**What is asked**
State only how many lines below include the string "source".

◇ ◇ ◇ ◇ ◇

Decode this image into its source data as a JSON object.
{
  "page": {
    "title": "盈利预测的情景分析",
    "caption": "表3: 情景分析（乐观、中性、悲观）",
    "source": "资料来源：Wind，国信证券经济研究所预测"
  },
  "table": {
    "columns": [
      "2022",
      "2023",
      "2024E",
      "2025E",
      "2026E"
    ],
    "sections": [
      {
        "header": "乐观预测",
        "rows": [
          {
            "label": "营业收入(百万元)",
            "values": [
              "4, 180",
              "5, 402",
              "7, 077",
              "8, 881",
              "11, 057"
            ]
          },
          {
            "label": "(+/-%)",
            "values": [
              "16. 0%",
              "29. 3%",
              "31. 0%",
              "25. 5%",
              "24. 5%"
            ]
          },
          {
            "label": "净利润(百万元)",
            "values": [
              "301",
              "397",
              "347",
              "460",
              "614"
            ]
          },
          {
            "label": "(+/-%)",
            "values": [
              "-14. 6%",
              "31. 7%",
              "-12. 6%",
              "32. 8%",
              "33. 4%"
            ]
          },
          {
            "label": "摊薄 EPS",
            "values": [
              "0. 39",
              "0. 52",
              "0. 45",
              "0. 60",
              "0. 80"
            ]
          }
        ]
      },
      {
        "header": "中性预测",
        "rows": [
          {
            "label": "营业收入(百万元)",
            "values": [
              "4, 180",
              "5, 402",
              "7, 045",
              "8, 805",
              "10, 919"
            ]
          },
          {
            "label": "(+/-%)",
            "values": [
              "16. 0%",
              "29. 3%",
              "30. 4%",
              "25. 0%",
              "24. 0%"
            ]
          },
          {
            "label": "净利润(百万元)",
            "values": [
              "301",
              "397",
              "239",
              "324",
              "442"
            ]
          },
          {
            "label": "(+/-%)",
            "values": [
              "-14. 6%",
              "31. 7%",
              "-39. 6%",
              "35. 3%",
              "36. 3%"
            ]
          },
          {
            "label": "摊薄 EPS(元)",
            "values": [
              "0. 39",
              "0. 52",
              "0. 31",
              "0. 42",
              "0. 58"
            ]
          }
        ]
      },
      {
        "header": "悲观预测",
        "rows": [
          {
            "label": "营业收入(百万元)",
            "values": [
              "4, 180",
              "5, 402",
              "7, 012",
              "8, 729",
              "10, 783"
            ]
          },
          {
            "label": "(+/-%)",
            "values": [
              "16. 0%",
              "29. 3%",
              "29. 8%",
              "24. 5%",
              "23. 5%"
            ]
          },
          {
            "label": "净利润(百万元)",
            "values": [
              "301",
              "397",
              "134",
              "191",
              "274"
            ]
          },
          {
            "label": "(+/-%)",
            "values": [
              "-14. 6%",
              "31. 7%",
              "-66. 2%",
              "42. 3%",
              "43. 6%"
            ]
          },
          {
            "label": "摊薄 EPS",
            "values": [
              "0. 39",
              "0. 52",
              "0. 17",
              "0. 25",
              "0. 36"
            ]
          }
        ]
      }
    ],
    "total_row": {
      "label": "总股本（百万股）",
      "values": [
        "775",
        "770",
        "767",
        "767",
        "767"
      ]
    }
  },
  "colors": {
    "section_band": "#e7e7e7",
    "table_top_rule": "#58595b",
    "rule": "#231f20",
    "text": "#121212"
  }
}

◇ ◇ ◇ ◇ ◇

**Answer to the exercise**
2